▶ **Text segment**
>>>

Another historical analogy to the situation in Libya today was the public call by the Eisenhower administration during the early years of the Cold War for the oppressed people behind the Iron Curtain to rise up against the Soviets who had occupied their countries and set up puppet communist governments. In 1956, spontaneous protests by university students and writers against communist rule in Hungary, very much like the demonstrations we are seeing in the Middle East today, broke out in Budapest, encouraged by calls for revolution on Hungarian language broadcasts by the US-sponsored Radio Free Europe. The protesters soon succeeded in overthrowing the communist prime minister of Hungary. He was replaced by Imre Nagy, who led a government with both communist and non-communist ministers, and called for democratic reforms.

 

The Soviet Union at first accepted the change, but then decided that the Hungarian revolution threatened its hold over the rest of Eastern Europe. The Soviet leaders in Moscow sent in the Red Army, leading to heroic but hopeless battles in the narrow streets of Budapest between student protesters armed with Molotov cocktails and Soviet tanks. The US help that the Hungarian revolutionaries had been led to expect never arrived. In a few days, the revolution was brutally crushed, and a new communist puppet government was installed. Hungary was doomed to remain under Soviet domination for another 33 years.

 

Senators Kerry, Lieberman and McCain are now publicly warning Obama that his continued inaction in Libya, after publicly calling for Gaddafi’s removal, risks a similar outcome, and US moral culpability for it.

 

WHOEVER REPLACES GADDAFI COULDN’T BE MUCH WORSE

 

Senator Lieberman, who has long served as the acknowledged moral conscience of the Senate, cites the call by the rebel leaders themselves for US military assistance to help them end Gaddafi’s dictatorship provides the the central justification for establishing a no-fly zone over Libya. He also argued that such a move is unlikely to be seen as an effort to impose American will on Libya in the rest of the Muslim world, in contrast to the US actions in Iraq and Afghanistan.

 

“We have to try and help those who are offering an alternative future to Libya,” Lieberman said Monday. “We cannot allow them to be stifled or stopped by brutal actions of the Libyan government.”

 

Lieberman agrees that ideally the US would want to act in concert with other nations or international organizations, such as NATO, the Arab League or the African Union when intervening in Libya. However, he and others warn that the delay required to assemble such support risks allowing a major humanitarian disaster to unfold in Libya. Under these circumstances, they argue, an early and decisive military intervention by the US and its allies without first securing broad international approval is justified.

<<<

▶ **Excerpted data**
>>>

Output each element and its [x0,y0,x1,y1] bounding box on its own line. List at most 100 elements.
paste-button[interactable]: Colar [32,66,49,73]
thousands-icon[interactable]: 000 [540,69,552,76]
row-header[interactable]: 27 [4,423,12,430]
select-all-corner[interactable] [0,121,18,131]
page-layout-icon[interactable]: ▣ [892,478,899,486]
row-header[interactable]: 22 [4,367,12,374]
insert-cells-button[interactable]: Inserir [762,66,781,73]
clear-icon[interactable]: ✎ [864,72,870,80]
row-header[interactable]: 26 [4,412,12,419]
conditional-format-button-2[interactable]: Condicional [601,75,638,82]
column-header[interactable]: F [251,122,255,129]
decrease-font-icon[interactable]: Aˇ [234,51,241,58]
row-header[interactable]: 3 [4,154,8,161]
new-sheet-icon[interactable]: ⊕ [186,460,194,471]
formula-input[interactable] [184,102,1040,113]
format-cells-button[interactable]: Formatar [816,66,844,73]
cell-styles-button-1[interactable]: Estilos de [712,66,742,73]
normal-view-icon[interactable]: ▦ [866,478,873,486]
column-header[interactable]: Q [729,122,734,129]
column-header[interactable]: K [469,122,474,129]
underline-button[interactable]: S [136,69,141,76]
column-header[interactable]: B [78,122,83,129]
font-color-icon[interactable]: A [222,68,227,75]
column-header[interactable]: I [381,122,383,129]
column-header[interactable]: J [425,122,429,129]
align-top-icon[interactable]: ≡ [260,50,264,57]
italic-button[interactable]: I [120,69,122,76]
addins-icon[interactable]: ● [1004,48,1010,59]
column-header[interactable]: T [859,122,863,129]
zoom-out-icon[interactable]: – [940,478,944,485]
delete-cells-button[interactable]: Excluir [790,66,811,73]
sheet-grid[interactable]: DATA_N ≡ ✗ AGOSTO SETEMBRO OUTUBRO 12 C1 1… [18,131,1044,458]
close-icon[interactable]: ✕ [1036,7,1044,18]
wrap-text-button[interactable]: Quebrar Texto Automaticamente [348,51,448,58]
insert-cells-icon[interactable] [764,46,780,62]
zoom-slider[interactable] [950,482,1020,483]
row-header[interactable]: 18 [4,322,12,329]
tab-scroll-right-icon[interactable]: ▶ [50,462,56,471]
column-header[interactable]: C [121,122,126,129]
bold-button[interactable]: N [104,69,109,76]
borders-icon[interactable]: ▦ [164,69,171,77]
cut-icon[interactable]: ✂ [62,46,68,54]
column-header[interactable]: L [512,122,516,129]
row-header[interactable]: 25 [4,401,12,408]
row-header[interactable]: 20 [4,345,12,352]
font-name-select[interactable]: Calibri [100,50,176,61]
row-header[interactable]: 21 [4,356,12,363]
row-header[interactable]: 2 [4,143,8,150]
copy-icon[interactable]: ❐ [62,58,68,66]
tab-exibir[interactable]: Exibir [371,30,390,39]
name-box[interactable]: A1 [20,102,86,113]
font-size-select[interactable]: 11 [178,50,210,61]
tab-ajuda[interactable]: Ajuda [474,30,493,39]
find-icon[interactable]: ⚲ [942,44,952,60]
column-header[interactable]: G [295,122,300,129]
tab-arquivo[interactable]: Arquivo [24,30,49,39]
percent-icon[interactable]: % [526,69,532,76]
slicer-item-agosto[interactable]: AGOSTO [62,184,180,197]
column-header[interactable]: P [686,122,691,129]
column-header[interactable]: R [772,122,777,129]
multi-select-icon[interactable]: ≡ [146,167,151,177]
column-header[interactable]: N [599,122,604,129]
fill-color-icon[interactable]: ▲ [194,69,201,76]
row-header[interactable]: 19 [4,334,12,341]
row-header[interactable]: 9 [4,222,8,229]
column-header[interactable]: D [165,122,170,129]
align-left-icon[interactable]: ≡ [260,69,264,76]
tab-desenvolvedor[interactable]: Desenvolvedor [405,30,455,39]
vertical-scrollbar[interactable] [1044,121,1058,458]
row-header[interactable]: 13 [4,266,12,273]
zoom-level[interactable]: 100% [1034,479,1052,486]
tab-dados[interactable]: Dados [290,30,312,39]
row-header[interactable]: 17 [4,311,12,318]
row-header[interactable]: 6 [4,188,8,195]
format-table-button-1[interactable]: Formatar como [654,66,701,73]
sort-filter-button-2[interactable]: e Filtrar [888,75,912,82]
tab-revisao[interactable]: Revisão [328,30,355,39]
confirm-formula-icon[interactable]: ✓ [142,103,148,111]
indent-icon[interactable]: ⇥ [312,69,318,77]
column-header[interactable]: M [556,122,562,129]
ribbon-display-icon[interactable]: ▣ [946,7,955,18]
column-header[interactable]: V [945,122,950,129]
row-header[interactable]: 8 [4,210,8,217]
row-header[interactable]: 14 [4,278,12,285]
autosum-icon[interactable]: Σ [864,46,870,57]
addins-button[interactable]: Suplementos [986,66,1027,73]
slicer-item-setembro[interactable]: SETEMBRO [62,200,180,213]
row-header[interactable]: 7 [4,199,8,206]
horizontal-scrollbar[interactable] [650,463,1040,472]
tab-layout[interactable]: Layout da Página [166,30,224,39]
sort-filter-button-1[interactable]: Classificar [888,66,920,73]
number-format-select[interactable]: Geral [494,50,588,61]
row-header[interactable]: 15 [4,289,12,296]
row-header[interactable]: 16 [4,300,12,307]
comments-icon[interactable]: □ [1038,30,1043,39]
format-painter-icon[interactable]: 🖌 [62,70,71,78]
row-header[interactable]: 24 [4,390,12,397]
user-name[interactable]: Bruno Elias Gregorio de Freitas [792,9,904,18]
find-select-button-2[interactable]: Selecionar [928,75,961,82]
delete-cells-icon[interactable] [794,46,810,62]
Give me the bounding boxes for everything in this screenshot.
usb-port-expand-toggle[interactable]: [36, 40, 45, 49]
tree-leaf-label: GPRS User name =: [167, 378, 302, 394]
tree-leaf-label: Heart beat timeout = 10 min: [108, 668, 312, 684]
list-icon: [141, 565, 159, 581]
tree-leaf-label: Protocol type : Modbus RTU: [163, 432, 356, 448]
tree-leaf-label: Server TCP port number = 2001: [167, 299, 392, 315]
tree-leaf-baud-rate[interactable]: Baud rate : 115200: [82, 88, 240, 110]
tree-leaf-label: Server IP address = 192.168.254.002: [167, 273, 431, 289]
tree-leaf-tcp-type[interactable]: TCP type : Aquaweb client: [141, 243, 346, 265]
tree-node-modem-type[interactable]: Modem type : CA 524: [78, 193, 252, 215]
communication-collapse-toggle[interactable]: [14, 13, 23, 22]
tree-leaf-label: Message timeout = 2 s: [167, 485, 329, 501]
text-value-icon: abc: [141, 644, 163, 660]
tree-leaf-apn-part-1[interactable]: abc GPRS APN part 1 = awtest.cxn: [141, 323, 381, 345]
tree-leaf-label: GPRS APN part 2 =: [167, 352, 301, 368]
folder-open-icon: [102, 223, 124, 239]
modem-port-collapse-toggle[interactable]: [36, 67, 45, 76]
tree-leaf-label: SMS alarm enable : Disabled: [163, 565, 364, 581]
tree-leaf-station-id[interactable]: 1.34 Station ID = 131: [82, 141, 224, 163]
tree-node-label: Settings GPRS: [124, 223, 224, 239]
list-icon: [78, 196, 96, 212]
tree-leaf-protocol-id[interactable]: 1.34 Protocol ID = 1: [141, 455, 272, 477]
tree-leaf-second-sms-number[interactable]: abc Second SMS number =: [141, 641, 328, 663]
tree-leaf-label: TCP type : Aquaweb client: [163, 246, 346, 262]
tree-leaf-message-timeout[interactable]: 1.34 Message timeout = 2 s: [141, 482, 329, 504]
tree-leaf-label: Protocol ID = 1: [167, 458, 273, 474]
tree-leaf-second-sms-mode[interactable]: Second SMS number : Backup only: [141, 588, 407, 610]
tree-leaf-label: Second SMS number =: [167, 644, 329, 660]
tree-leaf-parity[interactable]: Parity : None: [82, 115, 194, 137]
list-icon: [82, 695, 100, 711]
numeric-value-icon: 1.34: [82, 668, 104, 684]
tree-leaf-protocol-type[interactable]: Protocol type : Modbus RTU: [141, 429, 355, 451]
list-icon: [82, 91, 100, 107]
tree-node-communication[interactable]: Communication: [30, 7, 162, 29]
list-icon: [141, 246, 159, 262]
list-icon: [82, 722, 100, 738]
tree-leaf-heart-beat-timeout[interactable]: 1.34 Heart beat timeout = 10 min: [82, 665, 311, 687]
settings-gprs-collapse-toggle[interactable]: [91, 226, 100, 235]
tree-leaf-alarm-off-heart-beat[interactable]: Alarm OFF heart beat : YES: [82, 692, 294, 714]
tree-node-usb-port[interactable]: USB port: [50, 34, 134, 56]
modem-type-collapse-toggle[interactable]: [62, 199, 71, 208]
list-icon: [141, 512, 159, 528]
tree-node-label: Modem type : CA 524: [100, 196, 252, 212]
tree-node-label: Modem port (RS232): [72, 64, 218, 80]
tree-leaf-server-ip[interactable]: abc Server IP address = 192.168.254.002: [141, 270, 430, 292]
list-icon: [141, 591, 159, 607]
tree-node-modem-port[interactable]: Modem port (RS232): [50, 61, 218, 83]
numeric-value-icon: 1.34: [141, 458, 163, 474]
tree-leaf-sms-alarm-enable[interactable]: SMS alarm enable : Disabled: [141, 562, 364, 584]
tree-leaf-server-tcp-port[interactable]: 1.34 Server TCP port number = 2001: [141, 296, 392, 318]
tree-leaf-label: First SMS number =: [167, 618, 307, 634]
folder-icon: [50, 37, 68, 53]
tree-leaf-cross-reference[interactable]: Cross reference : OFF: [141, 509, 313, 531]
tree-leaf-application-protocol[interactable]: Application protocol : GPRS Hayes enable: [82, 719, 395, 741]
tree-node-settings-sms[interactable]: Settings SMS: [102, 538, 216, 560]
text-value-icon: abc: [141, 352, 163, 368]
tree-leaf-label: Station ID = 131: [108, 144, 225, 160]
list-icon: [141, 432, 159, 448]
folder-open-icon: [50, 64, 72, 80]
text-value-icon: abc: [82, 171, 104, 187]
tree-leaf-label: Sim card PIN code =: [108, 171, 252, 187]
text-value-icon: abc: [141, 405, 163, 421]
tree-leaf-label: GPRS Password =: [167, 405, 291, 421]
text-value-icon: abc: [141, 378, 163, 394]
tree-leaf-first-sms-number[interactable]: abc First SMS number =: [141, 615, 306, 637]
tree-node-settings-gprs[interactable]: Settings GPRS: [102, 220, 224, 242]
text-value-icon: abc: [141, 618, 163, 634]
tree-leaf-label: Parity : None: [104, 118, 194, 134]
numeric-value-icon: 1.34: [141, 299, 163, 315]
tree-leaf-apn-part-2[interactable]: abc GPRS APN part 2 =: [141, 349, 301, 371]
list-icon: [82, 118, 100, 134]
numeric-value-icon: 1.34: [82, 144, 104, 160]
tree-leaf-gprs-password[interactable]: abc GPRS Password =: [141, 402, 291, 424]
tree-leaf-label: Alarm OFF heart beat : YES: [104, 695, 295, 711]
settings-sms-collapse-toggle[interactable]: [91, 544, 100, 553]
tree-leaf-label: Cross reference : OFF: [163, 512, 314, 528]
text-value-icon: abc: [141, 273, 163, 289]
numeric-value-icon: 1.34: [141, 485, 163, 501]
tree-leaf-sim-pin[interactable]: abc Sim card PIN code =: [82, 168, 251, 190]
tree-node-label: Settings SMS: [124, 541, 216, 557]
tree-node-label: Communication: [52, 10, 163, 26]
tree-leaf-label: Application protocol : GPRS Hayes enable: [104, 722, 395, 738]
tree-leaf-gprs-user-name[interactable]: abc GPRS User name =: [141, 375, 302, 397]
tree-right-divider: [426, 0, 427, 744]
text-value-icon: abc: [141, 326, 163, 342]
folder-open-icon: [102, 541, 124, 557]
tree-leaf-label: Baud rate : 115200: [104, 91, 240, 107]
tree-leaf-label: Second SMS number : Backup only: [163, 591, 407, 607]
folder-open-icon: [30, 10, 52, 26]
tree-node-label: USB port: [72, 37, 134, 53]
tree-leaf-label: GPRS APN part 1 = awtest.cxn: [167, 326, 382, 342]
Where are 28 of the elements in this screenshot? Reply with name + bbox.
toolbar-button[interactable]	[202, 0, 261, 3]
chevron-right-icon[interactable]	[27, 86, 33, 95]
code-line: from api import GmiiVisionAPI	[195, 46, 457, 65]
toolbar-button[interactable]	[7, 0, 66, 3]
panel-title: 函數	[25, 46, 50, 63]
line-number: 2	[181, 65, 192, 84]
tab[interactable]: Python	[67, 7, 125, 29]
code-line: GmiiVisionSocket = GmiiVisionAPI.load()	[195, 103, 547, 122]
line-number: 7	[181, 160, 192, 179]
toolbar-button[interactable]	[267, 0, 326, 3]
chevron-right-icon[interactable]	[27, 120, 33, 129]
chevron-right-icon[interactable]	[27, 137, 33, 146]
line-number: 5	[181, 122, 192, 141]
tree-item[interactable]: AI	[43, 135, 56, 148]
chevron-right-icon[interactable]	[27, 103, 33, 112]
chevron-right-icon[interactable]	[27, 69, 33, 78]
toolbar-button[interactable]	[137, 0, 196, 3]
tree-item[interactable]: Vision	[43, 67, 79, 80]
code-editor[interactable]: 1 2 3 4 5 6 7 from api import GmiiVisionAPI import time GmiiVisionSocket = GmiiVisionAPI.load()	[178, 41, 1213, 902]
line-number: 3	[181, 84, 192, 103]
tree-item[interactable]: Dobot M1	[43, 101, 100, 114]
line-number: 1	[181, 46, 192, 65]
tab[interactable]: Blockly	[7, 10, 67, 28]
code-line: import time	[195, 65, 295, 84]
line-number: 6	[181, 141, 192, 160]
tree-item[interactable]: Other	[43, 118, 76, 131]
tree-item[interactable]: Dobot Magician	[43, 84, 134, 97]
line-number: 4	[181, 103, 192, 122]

<<<

▶ **Set of tasks**
1 – In the passage on Libya, who replaced the communist prime minister of Hungary after the 1956 protests?
2 – Transcribe the passage on Libya, beginning at the words "Senator Lieberman, who" and ending after the words "Iraq and Afghanistan.".
3 – Condense the paragraph of the passage on Libya that begins "Lieberman agrees that ideally" into a short bulleted list that keeps its main facts.
The lines after the passage on Libya come from a separate source.

▶ **Responses by task**
1 – Imre Nagy

2 –
Senator Lieberman, who has long served as the acknowledged moral conscience of the Senate, cites the call by the rebel leaders themselves for US military assistance to help them end Gaddafi’s dictatorship provides the the central justification for establishing a no-fly zone over Libya. He also argued that such a move is unlikely to be seen as an effort to impose American will on Libya in the rest of the Muslim world, in contrast to the US actions in Iraq and Afghanistan.

3 –
- Ideally, the US would act with other nations or international organizations, such as NATO, the Arab League or the African Union, when intervening in Libya.
- Lieberman and others warn that the delay needed to assemble such support risks a major humanitarian disaster in Libya.
- They therefore argue that an early, decisive military intervention by the US and its allies, without first securing broad international approval, is justified.